§ **Job**:
Transcribe the listing word for word.

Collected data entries

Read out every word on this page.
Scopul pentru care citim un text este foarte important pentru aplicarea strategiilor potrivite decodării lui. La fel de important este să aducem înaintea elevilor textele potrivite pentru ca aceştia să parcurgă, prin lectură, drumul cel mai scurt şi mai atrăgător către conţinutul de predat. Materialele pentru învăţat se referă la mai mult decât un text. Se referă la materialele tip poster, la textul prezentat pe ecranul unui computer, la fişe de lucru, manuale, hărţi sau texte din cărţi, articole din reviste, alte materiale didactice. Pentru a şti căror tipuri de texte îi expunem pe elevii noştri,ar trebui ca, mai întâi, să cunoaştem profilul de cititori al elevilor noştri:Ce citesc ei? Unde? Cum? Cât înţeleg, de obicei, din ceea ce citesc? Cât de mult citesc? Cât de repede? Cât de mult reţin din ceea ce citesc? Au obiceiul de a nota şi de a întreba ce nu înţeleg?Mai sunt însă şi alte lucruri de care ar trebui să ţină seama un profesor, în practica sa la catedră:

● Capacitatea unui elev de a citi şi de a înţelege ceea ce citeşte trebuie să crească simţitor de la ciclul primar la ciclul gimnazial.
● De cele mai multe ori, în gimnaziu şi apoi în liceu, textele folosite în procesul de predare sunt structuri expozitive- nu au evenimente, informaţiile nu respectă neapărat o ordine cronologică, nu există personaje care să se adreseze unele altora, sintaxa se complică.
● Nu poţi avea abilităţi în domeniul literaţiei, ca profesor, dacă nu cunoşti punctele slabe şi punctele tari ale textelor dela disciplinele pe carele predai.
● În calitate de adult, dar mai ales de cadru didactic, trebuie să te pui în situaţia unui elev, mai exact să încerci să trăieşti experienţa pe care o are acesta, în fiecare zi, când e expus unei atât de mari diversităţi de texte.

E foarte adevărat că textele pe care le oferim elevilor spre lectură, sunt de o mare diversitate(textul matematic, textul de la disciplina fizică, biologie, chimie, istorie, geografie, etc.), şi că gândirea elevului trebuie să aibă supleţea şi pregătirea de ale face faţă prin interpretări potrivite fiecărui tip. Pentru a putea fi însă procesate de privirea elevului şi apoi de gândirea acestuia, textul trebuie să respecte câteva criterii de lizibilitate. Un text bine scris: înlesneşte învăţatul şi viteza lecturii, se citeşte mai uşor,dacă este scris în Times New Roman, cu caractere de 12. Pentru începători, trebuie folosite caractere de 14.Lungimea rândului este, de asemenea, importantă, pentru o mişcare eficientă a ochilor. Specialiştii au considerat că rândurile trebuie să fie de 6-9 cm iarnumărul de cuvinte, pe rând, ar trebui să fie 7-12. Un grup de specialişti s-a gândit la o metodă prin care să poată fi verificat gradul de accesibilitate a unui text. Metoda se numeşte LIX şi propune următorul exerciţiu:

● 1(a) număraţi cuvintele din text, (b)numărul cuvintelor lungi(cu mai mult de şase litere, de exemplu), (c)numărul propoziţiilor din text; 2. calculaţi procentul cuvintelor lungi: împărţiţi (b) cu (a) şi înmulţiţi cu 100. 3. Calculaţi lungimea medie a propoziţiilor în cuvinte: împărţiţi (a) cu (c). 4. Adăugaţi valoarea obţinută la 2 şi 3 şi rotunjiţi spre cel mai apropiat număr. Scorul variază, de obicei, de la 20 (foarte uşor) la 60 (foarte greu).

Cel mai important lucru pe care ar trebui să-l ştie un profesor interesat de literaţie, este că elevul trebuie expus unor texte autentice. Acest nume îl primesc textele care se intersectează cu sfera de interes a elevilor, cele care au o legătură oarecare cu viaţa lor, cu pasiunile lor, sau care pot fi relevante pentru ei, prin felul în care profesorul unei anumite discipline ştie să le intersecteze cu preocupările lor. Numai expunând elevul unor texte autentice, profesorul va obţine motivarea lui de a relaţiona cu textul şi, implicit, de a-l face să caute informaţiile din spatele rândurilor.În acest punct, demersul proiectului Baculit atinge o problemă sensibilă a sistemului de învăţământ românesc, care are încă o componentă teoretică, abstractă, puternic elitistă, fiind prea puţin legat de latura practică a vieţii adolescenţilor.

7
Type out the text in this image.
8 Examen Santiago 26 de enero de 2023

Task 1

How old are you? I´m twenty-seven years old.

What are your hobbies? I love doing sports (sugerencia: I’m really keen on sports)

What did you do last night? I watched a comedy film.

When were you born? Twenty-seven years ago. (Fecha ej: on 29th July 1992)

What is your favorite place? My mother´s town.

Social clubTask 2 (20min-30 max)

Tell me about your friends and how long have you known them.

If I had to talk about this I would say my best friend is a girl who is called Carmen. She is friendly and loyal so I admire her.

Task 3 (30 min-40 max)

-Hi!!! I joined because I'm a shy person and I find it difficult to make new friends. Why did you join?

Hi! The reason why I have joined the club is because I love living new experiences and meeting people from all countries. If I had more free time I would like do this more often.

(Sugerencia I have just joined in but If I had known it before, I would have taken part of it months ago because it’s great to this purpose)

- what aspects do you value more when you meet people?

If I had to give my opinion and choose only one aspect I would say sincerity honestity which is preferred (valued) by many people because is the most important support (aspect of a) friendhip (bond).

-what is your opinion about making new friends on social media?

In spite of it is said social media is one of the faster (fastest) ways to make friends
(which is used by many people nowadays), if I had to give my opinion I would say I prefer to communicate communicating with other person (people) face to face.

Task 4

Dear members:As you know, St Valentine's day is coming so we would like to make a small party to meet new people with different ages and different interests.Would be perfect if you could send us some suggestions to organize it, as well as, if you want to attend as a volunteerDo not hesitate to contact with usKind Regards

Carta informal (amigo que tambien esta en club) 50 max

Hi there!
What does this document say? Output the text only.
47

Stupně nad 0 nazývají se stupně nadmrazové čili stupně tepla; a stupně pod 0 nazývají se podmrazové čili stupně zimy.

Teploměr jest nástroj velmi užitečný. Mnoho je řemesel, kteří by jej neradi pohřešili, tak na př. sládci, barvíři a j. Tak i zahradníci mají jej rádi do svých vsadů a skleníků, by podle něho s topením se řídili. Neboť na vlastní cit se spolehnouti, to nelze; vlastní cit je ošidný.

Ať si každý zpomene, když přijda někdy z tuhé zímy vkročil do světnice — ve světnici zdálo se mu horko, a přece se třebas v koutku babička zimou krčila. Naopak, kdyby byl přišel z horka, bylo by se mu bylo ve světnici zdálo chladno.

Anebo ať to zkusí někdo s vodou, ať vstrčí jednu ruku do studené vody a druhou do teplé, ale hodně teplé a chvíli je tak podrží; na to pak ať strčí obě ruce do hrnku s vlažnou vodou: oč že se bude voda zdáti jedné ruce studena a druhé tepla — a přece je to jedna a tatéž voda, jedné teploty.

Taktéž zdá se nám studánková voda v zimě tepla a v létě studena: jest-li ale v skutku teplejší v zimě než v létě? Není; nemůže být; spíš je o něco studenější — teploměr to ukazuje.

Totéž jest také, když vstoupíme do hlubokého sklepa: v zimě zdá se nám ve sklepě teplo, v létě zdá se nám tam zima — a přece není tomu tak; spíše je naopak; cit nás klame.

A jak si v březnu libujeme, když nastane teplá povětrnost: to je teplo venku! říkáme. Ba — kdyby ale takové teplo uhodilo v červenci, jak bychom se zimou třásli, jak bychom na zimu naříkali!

§ **The response**:
Read out every word on this page.
Scopul pentru care citim un text este foarte important pentru aplicarea strategiilor potrivite decodării lui. La fel de important este să aducem înaintea elevilor textele potrivite pentru ca aceştia să parcurgă, prin lectură, drumul cel mai scurt şi mai atrăgător către conţinutul de predat. Materialele pentru învăţat se referă la mai mult decât un text. Se referă la materialele tip poster, la textul prezentat pe ecranul unui computer, la fişe de lucru, manuale, hărţi sau texte din cărţi, articole din reviste, alte materiale didactice. Pentru a şti căror tipuri de texte îi expunem pe elevii noştri,ar trebui ca, mai întâi, să cunoaştem profilul de cititori al elevilor noştri:Ce citesc ei? Unde? Cum? Cât înţeleg, de obicei, din ceea ce citesc? Cât de mult citesc? Cât de repede? Cât de mult reţin din ceea ce citesc? Au obiceiul de a nota şi de a întreba ce nu înţeleg?Mai sunt însă şi alte lucruri de care ar trebui să ţină seama un profesor, în practica sa la catedră:

● Capacitatea unui elev de a citi şi de a înţelege ceea ce citeşte trebuie să crească simţitor de la ciclul primar la ciclul gimnazial.
● De cele mai multe ori, în gimnaziu şi apoi în liceu, textele folosite în procesul de predare sunt structuri expozitive- nu au evenimente, informaţiile nu respectă neapărat o ordine cronologică, nu există personaje care să se adreseze unele altora, sintaxa se complică.
● Nu poţi avea abilităţi în domeniul literaţiei, ca profesor, dacă nu cunoşti punctele slabe şi punctele tari ale textelor dela disciplinele pe carele predai.
● În calitate de adult, dar mai ales de cadru didactic, trebuie să te pui în situaţia unui elev, mai exact să încerci să trăieşti experienţa pe care o are acesta, în fiecare zi, când e expus unei atât de mari diversităţi de texte.

E foarte adevărat că textele pe care le oferim elevilor spre lectură, sunt de o mare diversitate(textul matematic, textul de la disciplina fizică, biologie, chimie, istorie, geografie, etc.), şi că gândirea elevului trebuie să aibă supleţea şi pregătirea de ale face faţă prin interpretări potrivite fiecărui tip. Pentru a putea fi însă procesate de privirea elevului şi apoi de gândirea acestuia, textul trebuie să respecte câteva criterii de lizibilitate. Un text bine scris: înlesneşte învăţatul şi viteza lecturii, se citeşte mai uşor,dacă este scris în Times New Roman, cu caractere de 12. Pentru începători, trebuie folosite caractere de 14.Lungimea rândului este, de asemenea, importantă, pentru o mişcare eficientă a ochilor. Specialiştii au considerat că rândurile trebuie să fie de 6-9 cm iarnumărul de cuvinte, pe rând, ar trebui să fie 7-12. Un grup de specialişti s-a gândit la o metodă prin care să poată fi verificat gradul de accesibilitate a unui text. Metoda se numeşte LIX şi propune următorul exerciţiu:

● 1(a) număraţi cuvintele din text, (b)numărul cuvintelor lungi(cu mai mult de şase litere, de exemplu), (c)numărul propoziţiilor din text; 2. calculaţi procentul cuvintelor lungi: împărţiţi (b) cu (a) şi înmulţiţi cu 100. 3. Calculaţi lungimea medie a propoziţiilor în cuvinte: împărţiţi (a) cu (c). 4. Adăugaţi valoarea obţinută la 2 şi 3 şi rotunjiţi spre cel mai apropiat număr. Scorul variază, de obicei, de la 20 (foarte uşor) la 60 (foarte greu).

Cel mai important lucru pe care ar trebui să-l ştie un profesor interesat de literaţie, este că elevul trebuie expus unor texte autentice. Acest nume îl primesc textele care se intersectează cu sfera de interes a elevilor, cele care au o legătură oarecare cu viaţa lor, cu pasiunile lor, sau care pot fi relevante pentru ei, prin felul în care profesorul unei anumite discipline ştie să le intersecteze cu preocupările lor. Numai expunând elevul unor texte autentice, profesorul va obţine motivarea lui de a relaţiona cu textul şi, implicit, de a-l face să caute informaţiile din spatele rândurilor.În acest punct, demersul proiectului Baculit atinge o problemă sensibilă a sistemului de învăţământ românesc, care are încă o componentă teoretică, abstractă, puternic elitistă, fiind prea puţin legat de latura practică a vieţii adolescenţilor.

7
Type out the text in this image.
8 Examen Santiago 26 de enero de 2023

Task 1

How old are you? I´m twenty-seven years old.

What are your hobbies? I love doing sports (sugerencia: I’m really keen on sports)

What did you do last night? I watched a comedy film.

When were you born? Twenty-seven years ago. (Fecha ej: on 29th July 1992)

What is your favorite place? My mother´s town.

Social clubTask 2 (20min-30 max)

Tell me about your friends and how long have you known them.

If I had to talk about this I would say my best friend is a girl who is called Carmen. She is friendly and loyal so I admire her.

Task 3 (30 min-40 max)

-Hi!!! I joined because I'm a shy person and I find it difficult to make new friends. Why did you join?

Hi! The reason why I have joined the club is because I love living new experiences and meeting people from all countries. If I had more free time I would like do this more often.

(Sugerencia I have just joined in but If I had known it before, I would have taken part of it months ago because it’s great to this purpose)

- what aspects do you value more when you meet people?

If I had to give my opinion and choose only one aspect I would say sincerity honestity which is preferred (valued) by many people because is the most important support (aspect of a) friendhip (bond).

-what is your opinion about making new friends on social media?

In spite of it is said social media is one of the faster (fastest) ways to make friends
(which is used by many people nowadays), if I had to give my opinion I would say I prefer to communicate communicating with other person (people) face to face.

Task 4

Dear members:As you know, St Valentine's day is coming so we would like to make a small party to meet new people with different ages and different interests.Would be perfect if you could send us some suggestions to organize it, as well as, if you want to attend as a volunteerDo not hesitate to contact with usKind Regards

Carta informal (amigo que tambien esta en club) 50 max

Hi there!
What does this document say? Output the text only.
47

Stupně nad 0 nazývají se stupně nadmrazové čili stupně tepla; a stupně pod 0 nazývají se podmrazové čili stupně zimy.

Teploměr jest nástroj velmi užitečný. Mnoho je řemesel, kteří by jej neradi pohřešili, tak na př. sládci, barvíři a j. Tak i zahradníci mají jej rádi do svých vsadů a skleníků, by podle něho s topením se řídili. Neboť na vlastní cit se spolehnouti, to nelze; vlastní cit je ošidný.

Ať si každý zpomene, když přijda někdy z tuhé zímy vkročil do světnice — ve světnici zdálo se mu horko, a přece se třebas v koutku babička zimou krčila. Naopak, kdyby byl přišel z horka, bylo by se mu bylo ve světnici zdálo chladno.

Anebo ať to zkusí někdo s vodou, ať vstrčí jednu ruku do studené vody a druhou do teplé, ale hodně teplé a chvíli je tak podrží; na to pak ať strčí obě ruce do hrnku s vlažnou vodou: oč že se bude voda zdáti jedné ruce studena a druhé tepla — a přece je to jedna a tatéž voda, jedné teploty.

Taktéž zdá se nám studánková voda v zimě tepla a v létě studena: jest-li ale v skutku teplejší v zimě než v létě? Není; nemůže být; spíš je o něco studenější — teploměr to ukazuje.

Totéž jest také, když vstoupíme do hlubokého sklepa: v zimě zdá se nám ve sklepě teplo, v létě zdá se nám tam zima — a přece není tomu tak; spíše je naopak; cit nás klame.

A jak si v březnu libujeme, když nastane teplá povětrnost: to je teplo venku! říkáme. Ba — kdyby ale takové teplo uhodilo v červenci, jak bychom se zimou třásli, jak bychom na zimu naříkali!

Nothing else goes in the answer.